== The data ==

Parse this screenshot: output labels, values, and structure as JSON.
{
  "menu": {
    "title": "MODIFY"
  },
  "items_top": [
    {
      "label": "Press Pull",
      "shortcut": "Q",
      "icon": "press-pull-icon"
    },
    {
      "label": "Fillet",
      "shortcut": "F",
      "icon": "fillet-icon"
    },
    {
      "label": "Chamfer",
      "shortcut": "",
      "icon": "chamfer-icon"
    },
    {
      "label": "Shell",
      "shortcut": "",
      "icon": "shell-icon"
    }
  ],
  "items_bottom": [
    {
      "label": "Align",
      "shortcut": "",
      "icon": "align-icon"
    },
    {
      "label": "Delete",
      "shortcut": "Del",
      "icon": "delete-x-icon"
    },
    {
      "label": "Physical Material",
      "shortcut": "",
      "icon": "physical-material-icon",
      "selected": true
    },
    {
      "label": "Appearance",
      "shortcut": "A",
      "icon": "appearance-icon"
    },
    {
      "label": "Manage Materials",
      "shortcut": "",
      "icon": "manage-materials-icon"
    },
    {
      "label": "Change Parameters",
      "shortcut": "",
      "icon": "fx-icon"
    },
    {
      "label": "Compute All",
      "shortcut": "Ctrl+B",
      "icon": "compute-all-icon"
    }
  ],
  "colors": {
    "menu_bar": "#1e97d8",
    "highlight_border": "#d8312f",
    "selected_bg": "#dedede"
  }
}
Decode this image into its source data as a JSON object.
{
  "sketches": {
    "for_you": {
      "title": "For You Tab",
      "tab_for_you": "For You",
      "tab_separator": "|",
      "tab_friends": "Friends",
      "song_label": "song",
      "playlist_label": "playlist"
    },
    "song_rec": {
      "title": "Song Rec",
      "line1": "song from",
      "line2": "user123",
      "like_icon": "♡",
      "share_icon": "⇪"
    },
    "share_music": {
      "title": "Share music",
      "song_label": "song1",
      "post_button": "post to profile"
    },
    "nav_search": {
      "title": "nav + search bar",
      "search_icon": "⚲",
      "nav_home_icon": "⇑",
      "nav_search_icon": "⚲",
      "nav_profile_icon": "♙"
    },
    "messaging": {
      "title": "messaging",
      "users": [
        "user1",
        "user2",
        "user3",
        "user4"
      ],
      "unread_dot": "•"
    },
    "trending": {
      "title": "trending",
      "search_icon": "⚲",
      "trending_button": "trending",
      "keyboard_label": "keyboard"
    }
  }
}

===

*Task to carry out*. In the records above, find each line holding "trending" and copy it.

*Written solution*.
    "trending": {
      "title": "trending",
      "trending_button": "trending",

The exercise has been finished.